- _Stated problem_
Return each line of the records with nothing changed, pictures excepted.

- _Data in this exercise_

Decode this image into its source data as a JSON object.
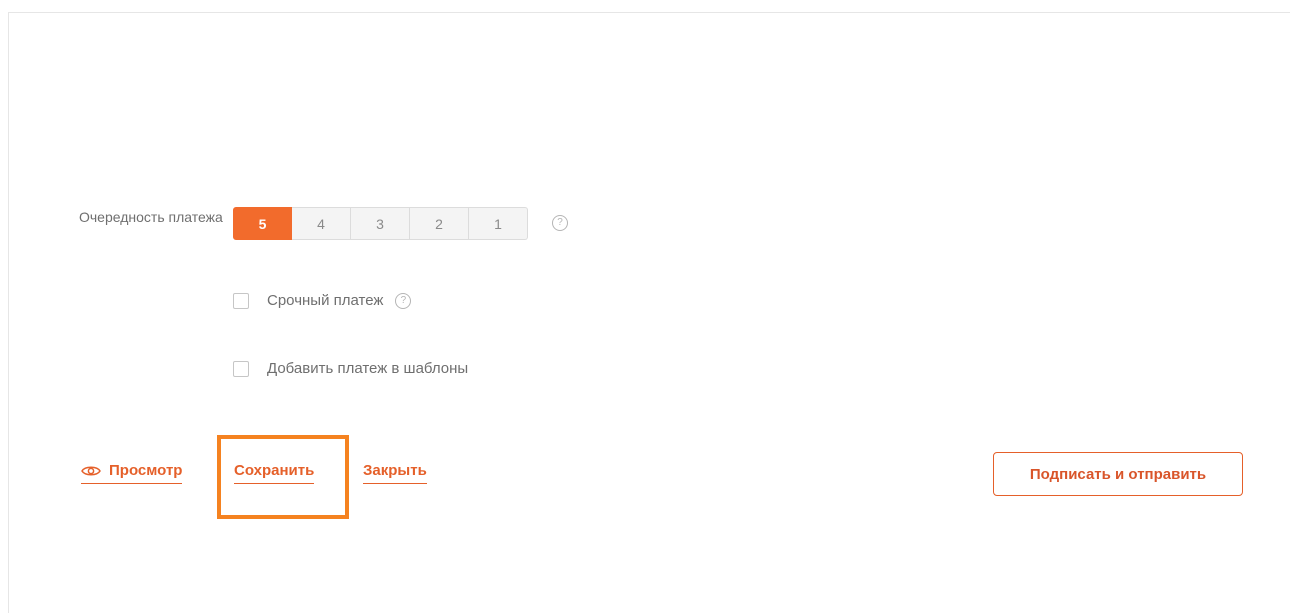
{
  "priority": {
    "label": "Очередность платежа",
    "options": [
      "5",
      "4",
      "3",
      "2",
      "1"
    ],
    "selected": "5",
    "help_icon": "question-circle-icon",
    "help_glyph": "?"
  },
  "checkboxes": {
    "urgent": {
      "label": "Срочный платеж",
      "checked": false,
      "help_glyph": "?"
    },
    "add_to_templates": {
      "label": "Добавить платеж в шаблоны",
      "checked": false
    }
  },
  "actions": {
    "preview_label": "Просмотр",
    "preview_icon": "eye-icon",
    "save_label": "Сохранить",
    "close_label": "Закрыть",
    "sign_send_label": "Подписать и отправить"
  },
  "colors": {
    "accent": "#f26b2c",
    "link": "#e5602a",
    "highlight": "#f58220"
  }
}
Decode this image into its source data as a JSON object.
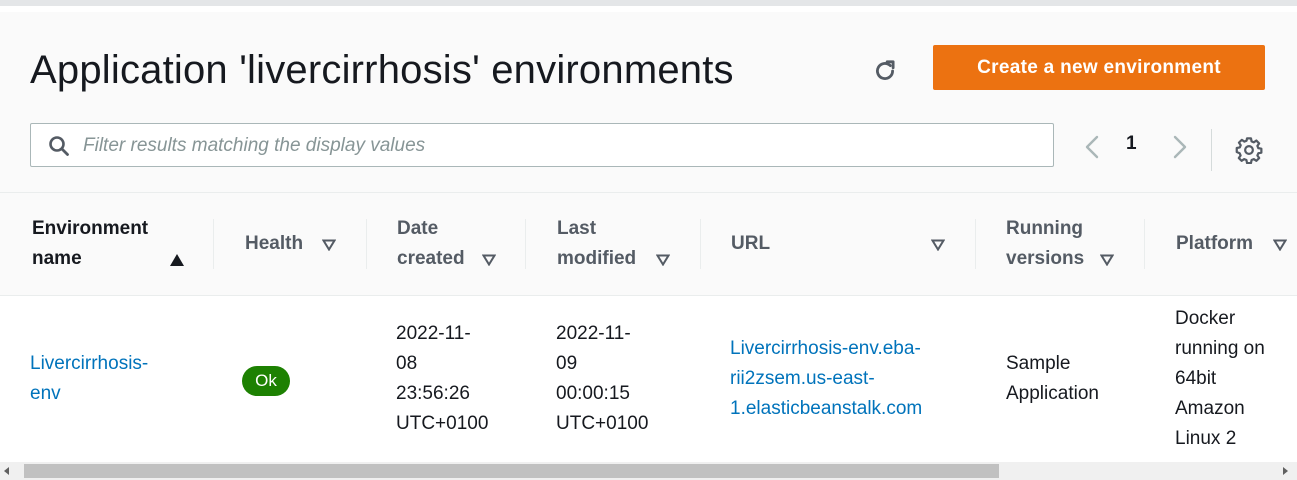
{
  "header": {
    "title": "Application 'livercirrhosis' environments",
    "refresh_icon": "refresh-icon",
    "create_button": "Create a new environment"
  },
  "filter": {
    "placeholder": "Filter results matching the display values",
    "value": ""
  },
  "pagination": {
    "current_page": "1",
    "prev_icon": "chevron-left-icon",
    "next_icon": "chevron-right-icon",
    "settings_icon": "gear-icon"
  },
  "table": {
    "columns": [
      {
        "line1": "Environment",
        "line2": "name",
        "sort": "ascending"
      },
      {
        "line1": "Health",
        "line2": "",
        "sort": "none"
      },
      {
        "line1": "Date",
        "line2": "created",
        "sort": "none"
      },
      {
        "line1": "Last",
        "line2": "modified",
        "sort": "none"
      },
      {
        "line1": "URL",
        "line2": "",
        "sort": "none"
      },
      {
        "line1": "Running",
        "line2": "versions",
        "sort": "none"
      },
      {
        "line1": "Platform",
        "line2": "",
        "sort": "none"
      }
    ],
    "rows": [
      {
        "env_name_l1": "Livercirrhosis-",
        "env_name_l2": "env",
        "health": "Ok",
        "date_created": [
          "2022-11-",
          "08",
          "23:56:26",
          "UTC+0100"
        ],
        "last_modified": [
          "2022-11-",
          "09",
          "00:00:15",
          "UTC+0100"
        ],
        "url": [
          "Livercirrhosis-env.eba-",
          "rii2zsem.us-east-",
          "1.elasticbeanstalk.com"
        ],
        "running_versions": [
          "Sample",
          "Application"
        ],
        "platform": [
          "Docker",
          "running on",
          "64bit",
          "Amazon",
          "Linux 2"
        ]
      }
    ]
  },
  "colors": {
    "accent": "#ec7211",
    "link": "#0073bb",
    "health_ok": "#1d8102"
  }
}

- _Exercise output_
Decode this image into its source data as a JSON object.
{
  "priority": {
    "label": "Очередность платежа",
    "options": [
      "5",
      "4",
      "3",
      "2",
      "1"
    ],
    "selected": "5",
    "help_icon": "question-circle-icon",
    "help_glyph": "?"
  },
  "checkboxes": {
    "urgent": {
      "label": "Срочный платеж",
      "checked": false,
      "help_glyph": "?"
    },
    "add_to_templates": {
      "label": "Добавить платеж в шаблоны",
      "checked": false
    }
  },
  "actions": {
    "preview_label": "Просмотр",
    "preview_icon": "eye-icon",
    "save_label": "Сохранить",
    "close_label": "Закрыть",
    "sign_send_label": "Подписать и отправить"
  },
  "colors": {
    "accent": "#f26b2c",
    "link": "#e5602a",
    "highlight": "#f58220"
  }
}
Decode this image into its source data as a JSON object.
{
  "header": {
    "title": "Application 'livercirrhosis' environments",
    "refresh_icon": "refresh-icon",
    "create_button": "Create a new environment"
  },
  "filter": {
    "placeholder": "Filter results matching the display values",
    "value": ""
  },
  "pagination": {
    "current_page": "1",
    "prev_icon": "chevron-left-icon",
    "next_icon": "chevron-right-icon",
    "settings_icon": "gear-icon"
  },
  "table": {
    "columns": [
      {
        "line1": "Environment",
        "line2": "name",
        "sort": "ascending"
      },
      {
        "line1": "Health",
        "line2": "",
        "sort": "none"
      },
      {
        "line1": "Date",
        "line2": "created",
        "sort": "none"
      },
      {
        "line1": "Last",
        "line2": "modified",
        "sort": "none"
      },
      {
        "line1": "URL",
        "line2": "",
        "sort": "none"
      },
      {
        "line1": "Running",
        "line2": "versions",
        "sort": "none"
      },
      {
        "line1": "Platform",
        "line2": "",
        "sort": "none"
      }
    ],
    "rows": [
      {
        "env_name_l1": "Livercirrhosis-",
        "env_name_l2": "env",
        "health": "Ok",
        "date_created": [
          "2022-11-",
          "08",
          "23:56:26",
          "UTC+0100"
        ],
        "last_modified": [
          "2022-11-",
          "09",
          "00:00:15",
          "UTC+0100"
        ],
        "url": [
          "Livercirrhosis-env.eba-",
          "rii2zsem.us-east-",
          "1.elasticbeanstalk.com"
        ],
        "running_versions": [
          "Sample",
          "Application"
        ],
        "platform": [
          "Docker",
          "running on",
          "64bit",
          "Amazon",
          "Linux 2"
        ]
      }
    ]
  },
  "colors": {
    "accent": "#ec7211",
    "link": "#0073bb",
    "health_ok": "#1d8102"
  }
}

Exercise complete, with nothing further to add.